▶ INFORMATION SUPPLIED:
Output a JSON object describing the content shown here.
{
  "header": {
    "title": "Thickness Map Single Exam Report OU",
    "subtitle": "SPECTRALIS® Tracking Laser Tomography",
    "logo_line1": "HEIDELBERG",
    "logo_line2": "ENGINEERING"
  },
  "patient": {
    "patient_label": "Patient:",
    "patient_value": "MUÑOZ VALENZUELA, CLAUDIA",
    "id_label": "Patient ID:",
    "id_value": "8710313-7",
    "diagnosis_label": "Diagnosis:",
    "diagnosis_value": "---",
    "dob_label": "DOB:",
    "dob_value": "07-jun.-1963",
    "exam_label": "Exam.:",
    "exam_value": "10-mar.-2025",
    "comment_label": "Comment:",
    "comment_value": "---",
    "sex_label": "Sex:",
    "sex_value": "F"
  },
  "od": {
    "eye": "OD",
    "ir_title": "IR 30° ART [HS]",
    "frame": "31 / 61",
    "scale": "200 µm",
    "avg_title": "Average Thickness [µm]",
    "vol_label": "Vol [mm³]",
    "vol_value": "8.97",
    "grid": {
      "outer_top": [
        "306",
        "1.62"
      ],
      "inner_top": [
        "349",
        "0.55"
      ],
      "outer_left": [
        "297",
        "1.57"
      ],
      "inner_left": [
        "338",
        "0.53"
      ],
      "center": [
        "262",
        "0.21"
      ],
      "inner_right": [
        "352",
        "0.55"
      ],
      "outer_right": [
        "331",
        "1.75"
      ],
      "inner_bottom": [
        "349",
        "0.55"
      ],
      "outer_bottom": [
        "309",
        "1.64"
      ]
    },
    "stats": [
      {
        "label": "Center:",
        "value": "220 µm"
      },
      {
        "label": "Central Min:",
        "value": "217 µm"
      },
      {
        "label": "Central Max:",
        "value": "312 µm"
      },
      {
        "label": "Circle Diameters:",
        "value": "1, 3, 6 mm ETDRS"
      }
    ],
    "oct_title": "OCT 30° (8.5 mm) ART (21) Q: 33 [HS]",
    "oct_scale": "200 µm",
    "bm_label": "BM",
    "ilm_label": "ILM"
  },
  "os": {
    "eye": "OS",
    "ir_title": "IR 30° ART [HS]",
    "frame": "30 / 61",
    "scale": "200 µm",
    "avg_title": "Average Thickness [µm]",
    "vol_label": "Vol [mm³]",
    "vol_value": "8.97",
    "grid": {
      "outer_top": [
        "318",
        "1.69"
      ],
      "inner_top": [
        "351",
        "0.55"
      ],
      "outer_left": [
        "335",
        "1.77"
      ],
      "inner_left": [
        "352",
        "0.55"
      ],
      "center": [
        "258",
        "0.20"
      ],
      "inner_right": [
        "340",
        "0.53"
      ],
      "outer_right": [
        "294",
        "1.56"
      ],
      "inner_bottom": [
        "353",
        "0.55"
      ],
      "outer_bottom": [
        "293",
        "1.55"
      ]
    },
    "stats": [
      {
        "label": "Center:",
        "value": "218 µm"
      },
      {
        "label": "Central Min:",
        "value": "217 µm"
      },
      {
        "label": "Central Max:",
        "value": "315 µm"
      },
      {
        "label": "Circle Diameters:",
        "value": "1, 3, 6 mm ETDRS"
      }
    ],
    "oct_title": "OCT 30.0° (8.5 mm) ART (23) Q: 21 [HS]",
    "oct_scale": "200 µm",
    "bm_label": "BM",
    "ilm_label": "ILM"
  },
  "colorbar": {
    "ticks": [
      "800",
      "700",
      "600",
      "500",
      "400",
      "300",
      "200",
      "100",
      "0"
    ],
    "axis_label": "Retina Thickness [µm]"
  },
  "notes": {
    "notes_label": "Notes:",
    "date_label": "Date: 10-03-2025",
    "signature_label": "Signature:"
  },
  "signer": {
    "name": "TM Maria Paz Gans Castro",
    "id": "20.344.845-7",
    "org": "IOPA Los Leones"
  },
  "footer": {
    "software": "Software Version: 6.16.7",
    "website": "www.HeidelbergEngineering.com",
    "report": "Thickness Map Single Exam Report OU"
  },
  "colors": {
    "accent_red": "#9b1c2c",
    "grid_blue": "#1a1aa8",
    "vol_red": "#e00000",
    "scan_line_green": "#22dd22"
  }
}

▶ SET EXERCISE: Show all lines from the data above in which the word "Report" appears.

▶ ANSWER BELOW:
    "title": "Thickness Map Single Exam Report OU",
    "report": "Thickness Map Single Exam Report OU"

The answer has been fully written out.